MATERIALS PROVIDED:
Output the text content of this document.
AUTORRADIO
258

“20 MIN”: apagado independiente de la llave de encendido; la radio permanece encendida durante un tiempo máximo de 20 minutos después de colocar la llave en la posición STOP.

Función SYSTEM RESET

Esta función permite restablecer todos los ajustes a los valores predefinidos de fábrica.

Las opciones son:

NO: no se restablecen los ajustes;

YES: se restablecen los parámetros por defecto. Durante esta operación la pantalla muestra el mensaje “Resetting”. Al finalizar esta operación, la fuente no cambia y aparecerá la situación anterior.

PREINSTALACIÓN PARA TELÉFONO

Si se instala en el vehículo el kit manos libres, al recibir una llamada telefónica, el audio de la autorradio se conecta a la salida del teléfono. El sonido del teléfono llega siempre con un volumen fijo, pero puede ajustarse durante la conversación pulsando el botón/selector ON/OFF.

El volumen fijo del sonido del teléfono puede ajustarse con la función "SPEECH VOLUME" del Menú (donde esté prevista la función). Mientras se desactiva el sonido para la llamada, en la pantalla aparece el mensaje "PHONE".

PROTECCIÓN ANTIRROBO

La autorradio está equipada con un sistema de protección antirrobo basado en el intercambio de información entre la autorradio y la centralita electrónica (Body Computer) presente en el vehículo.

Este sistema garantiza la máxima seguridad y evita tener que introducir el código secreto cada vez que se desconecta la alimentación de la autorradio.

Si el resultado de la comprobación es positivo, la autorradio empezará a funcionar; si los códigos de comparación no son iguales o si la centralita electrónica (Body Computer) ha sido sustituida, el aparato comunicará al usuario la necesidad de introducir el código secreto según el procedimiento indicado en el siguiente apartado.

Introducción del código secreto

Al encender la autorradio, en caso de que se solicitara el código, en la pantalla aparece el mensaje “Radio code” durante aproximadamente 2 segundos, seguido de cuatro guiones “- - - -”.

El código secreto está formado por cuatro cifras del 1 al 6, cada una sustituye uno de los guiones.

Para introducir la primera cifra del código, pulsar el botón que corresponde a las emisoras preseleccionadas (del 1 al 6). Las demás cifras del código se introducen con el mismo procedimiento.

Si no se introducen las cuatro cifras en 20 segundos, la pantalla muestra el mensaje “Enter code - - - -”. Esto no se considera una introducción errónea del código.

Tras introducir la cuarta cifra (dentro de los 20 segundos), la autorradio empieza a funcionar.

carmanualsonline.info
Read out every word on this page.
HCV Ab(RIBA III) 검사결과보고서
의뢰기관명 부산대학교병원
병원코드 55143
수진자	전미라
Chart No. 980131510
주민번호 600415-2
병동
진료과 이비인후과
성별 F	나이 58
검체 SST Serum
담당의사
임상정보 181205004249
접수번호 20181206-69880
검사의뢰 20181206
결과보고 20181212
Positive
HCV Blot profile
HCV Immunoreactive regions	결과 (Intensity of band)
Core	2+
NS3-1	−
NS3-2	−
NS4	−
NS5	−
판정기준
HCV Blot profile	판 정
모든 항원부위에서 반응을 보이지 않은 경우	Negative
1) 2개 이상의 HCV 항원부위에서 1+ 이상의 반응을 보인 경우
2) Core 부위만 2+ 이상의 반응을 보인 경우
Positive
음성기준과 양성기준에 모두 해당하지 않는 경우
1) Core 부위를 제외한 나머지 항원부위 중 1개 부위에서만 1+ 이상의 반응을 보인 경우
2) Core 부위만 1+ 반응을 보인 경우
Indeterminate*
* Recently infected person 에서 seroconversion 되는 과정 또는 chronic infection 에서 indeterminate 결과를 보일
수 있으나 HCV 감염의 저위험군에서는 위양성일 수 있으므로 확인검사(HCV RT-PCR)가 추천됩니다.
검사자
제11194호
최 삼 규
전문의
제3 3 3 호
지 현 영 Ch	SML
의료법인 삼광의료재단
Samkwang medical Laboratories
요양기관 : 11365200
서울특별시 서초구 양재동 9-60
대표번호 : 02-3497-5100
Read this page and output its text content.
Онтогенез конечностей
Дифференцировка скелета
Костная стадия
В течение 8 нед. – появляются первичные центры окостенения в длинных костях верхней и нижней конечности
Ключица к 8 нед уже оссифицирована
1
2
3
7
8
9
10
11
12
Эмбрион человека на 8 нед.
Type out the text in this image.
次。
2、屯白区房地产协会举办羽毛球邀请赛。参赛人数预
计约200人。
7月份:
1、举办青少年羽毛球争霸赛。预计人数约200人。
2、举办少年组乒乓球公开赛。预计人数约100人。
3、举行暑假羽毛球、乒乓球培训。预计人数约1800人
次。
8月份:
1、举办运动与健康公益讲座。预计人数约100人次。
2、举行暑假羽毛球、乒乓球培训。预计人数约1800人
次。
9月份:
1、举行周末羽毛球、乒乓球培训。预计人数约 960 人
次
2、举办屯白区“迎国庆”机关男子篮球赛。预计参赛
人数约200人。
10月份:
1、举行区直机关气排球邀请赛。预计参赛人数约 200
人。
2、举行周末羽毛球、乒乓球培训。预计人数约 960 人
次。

WHAT THE EXERCISE ASKS:
Output exactly the lines above, from the one holding "Read this page and output its text content." through the end of the data, including the first and last.

IN RESPONSE:
Read this page and output its text content.
Онтогенез конечностей
Дифференцировка скелета
Костная стадия
В течение 8 нед. – появляются первичные центры окостенения в длинных костях верхней и нижней конечности
Ключица к 8 нед уже оссифицирована
1
2
3
7
8
9
10
11
12
Эмбрион человека на 8 нед.
Type out the text in this image.
次。
2、屯白区房地产协会举办羽毛球邀请赛。参赛人数预
计约200人。
7月份:
1、举办青少年羽毛球争霸赛。预计人数约200人。
2、举办少年组乒乓球公开赛。预计人数约100人。
3、举行暑假羽毛球、乒乓球培训。预计人数约1800人
次。
8月份:
1、举办运动与健康公益讲座。预计人数约100人次。
2、举行暑假羽毛球、乒乓球培训。预计人数约1800人
次。
9月份:
1、举行周末羽毛球、乒乓球培训。预计人数约 960 人
次
2、举办屯白区“迎国庆”机关男子篮球赛。预计参赛
人数约200人。
10月份:
1、举行区直机关气排球邀请赛。预计参赛人数约 200
人。
2、举行周末羽毛球、乒乓球培训。预计人数约 960 人
次。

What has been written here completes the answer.